━━ Provided entries ━━

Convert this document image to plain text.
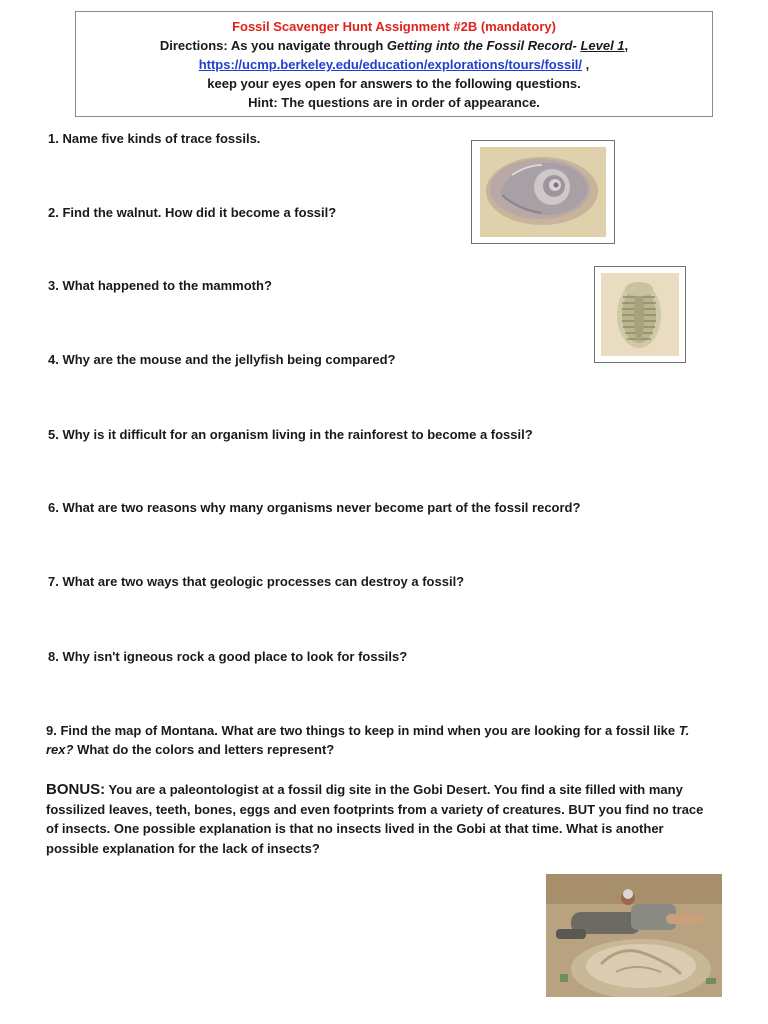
Fossil Scavenger Hunt Assignment #2B (mandatory)
Directions: As you navigate through Getting into the Fossil Record- Level 1,
https://ucmp.berkeley.edu/education/explorations/tours/fossil/ ,
keep your eyes open for answers to the following questions.
Hint: The questions are in order of appearance.

1. Name five kinds of trace fossils.

2. Find the walnut. How did it become a fossil?

3. What happened to the mammoth?

4. Why are the mouse and the jellyfish being compared?

5. Why is it difficult for an organism living in the rainforest to become a fossil?

6. What are two reasons why many organisms never become part of the fossil record?

7. What are two ways that geologic processes can destroy a fossil?

8. Why isn't igneous rock a good place to look for fossils?

9. Find the map of Montana. What are two things to keep in mind when you are looking for a fossil like T. rex? What do the colors and letters represent?

BONUS: You are a paleontologist at a fossil dig site in the Gobi Desert. You find a site filled with many fossilized leaves, teeth, bones, eggs and even footprints from a variety of creatures. BUT you find no trace of insects. One possible explanation is that no insects lived in the Gobi at that time. What is another possible explanation for the lack of insects?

━━━

=== Short problem ===
Your copy should match the entries exactly, minus the pictures.

=== Output below ===
Convert this document image to plain text.
Fossil Scavenger Hunt Assignment #2B (mandatory)
Directions: As you navigate through Getting into the Fossil Record- Level 1,
https://ucmp.berkeley.edu/education/explorations/tours/fossil/ ,
keep your eyes open for answers to the following questions.
Hint: The questions are in order of appearance.

1. Name five kinds of trace fossils.

2. Find the walnut. How did it become a fossil?

3. What happened to the mammoth?

4. Why are the mouse and the jellyfish being compared?

5. Why is it difficult for an organism living in the rainforest to become a fossil?

6. What are two reasons why many organisms never become part of the fossil record?

7. What are two ways that geologic processes can destroy a fossil?

8. Why isn't igneous rock a good place to look for fossils?

9. Find the map of Montana. What are two things to keep in mind when you are looking for a fossil like T. rex? What do the colors and letters represent?

BONUS: You are a paleontologist at a fossil dig site in the Gobi Desert. You find a site filled with many fossilized leaves, teeth, bones, eggs and even footprints from a variety of creatures. BUT you find no trace of insects. One possible explanation is that no insects lived in the Gobi at that time. What is another possible explanation for the lack of insects?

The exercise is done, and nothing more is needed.